* Exercises to complete *
1. Please return the passage of the travel health insurance thread between "Hello! I will" and "Thank you!!", inclusive.
2. In the travel health insurance thread, what did mthorn91 need halfway through the working holiday visa?
━━━━━ Page text
# Travel Health Insurance



## casielynn88 (Jul 11, 2014)

Hello! I will be heading to Australia in December of this year on a work and holiday visa. I will be off of my parents insurance a month before leaving and wondering if anyone can recommend a good travel health insurance? I do not want to get caught without insurance given my history of health issues. 

Thank you!!

-Casie


----------



## potatogem (Aug 12, 2014)

You can always contact me on with questions about travel insurance (which covers health). I work in travel insurance and would love to help you out

My email is cameron at travelinsurance com au


----------



## Vakarian (Sep 16, 2014)

Bupa is a decent company as well. Check their website or - if you can of course - give them a call.


----------



## potatogem (Aug 12, 2014)

www.travelinsurance.com.au


----------



## mthorn91 (Sep 9, 2014)

Oh how I wish I had travel health insurance while staying in Australia under a working holiday visa. I needed an ambulance and over night hospital stay halfway through my visa. And it was EXPENSIVE! You do not want an Australian debt collector hanging over your head, especially if you plan on going back to Australia (specifically under a partner visa since one of the questions on the application is "do you owe any debt to the Australian government?).


----------



## DomDom (Jan 3, 2015)

Got through web site travel insurances compare them, read policy well, and get the cover. I always do that, and at least I am covered, very important.


----------



## mi_li3 (Mar 12, 2015)

World Nomads is a bit pricey but good !


----------
━━━━━━━━━━
━━━━━ Source data
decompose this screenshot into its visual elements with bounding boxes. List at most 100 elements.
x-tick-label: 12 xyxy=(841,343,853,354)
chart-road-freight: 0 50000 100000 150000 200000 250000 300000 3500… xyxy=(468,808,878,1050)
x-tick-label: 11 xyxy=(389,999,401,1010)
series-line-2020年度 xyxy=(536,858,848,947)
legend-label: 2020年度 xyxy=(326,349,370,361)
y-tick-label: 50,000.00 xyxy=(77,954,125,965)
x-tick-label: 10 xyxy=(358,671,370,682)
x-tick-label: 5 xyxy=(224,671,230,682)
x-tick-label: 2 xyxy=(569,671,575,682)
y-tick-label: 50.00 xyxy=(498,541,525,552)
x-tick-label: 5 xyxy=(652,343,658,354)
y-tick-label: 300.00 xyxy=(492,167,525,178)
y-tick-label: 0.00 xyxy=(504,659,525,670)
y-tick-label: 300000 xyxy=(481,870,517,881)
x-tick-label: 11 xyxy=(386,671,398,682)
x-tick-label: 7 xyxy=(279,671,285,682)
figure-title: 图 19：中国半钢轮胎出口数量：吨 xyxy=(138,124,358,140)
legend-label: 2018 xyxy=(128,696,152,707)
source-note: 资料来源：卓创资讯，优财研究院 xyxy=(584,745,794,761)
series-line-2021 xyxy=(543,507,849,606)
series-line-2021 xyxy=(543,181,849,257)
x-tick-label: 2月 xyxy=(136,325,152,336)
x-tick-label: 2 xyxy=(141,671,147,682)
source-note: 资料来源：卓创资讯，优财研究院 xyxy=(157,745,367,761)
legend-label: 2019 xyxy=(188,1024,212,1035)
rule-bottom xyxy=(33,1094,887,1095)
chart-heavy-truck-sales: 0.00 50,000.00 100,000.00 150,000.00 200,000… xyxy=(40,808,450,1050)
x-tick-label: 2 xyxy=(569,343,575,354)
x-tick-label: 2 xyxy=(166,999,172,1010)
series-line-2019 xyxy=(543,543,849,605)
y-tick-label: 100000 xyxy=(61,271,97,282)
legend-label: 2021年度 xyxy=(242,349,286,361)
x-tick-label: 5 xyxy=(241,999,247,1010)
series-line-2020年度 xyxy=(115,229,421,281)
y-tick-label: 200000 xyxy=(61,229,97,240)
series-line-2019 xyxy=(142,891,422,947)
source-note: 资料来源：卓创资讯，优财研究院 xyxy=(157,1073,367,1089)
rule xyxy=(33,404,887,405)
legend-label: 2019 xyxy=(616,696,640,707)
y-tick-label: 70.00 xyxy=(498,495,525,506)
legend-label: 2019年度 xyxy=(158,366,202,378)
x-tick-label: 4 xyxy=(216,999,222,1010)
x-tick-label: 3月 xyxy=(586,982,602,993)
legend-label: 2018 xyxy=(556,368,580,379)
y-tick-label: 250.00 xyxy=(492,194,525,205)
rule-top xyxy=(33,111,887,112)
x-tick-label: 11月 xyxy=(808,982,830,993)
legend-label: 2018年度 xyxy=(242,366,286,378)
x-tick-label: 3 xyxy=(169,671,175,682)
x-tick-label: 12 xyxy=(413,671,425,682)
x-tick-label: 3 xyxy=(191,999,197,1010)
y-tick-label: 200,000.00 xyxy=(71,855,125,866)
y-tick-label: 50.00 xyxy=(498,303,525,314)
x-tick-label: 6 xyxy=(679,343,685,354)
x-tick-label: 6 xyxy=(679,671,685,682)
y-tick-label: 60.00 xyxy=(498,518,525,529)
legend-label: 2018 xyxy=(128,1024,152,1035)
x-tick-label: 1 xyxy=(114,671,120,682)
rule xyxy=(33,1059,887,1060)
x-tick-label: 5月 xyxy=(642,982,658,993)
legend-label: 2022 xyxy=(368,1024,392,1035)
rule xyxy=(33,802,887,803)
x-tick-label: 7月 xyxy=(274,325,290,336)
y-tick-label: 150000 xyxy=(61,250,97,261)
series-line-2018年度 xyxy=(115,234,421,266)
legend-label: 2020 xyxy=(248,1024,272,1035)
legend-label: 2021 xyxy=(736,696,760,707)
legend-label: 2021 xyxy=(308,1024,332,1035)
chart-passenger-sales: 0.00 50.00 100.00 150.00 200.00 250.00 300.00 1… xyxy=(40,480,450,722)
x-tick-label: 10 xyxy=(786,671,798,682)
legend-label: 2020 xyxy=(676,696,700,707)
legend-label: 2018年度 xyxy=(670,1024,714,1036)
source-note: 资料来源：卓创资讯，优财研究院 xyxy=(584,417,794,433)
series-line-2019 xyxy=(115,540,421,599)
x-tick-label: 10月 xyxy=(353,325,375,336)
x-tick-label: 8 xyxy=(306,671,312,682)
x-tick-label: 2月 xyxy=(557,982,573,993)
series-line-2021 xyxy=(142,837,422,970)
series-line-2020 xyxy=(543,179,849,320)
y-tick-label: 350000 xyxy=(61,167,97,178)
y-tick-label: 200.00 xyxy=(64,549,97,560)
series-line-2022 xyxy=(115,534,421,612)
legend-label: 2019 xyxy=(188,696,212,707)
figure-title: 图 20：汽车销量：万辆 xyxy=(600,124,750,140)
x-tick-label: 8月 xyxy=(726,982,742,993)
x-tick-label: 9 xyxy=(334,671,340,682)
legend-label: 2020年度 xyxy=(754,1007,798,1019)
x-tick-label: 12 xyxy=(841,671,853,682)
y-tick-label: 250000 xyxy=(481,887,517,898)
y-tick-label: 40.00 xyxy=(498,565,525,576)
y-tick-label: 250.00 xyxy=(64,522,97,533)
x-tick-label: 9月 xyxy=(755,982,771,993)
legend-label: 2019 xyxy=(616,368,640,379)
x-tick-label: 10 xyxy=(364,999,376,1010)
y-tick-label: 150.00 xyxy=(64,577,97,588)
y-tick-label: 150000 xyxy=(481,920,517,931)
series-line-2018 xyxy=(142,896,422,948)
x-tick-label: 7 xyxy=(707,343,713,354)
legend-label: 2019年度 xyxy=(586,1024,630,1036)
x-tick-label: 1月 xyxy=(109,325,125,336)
━━━━━━━━━━
* Results in order *
1.
Hello! I will be heading to Australia in December of this year on a work and holiday visa. I will be off of my parents insurance a month before leaving and wondering if anyone can recommend a good travel health insurance? I do not want to get caught without insurance given my history of health issues. 

Thank you!!

2. An ambulance and an overnight hospital stay.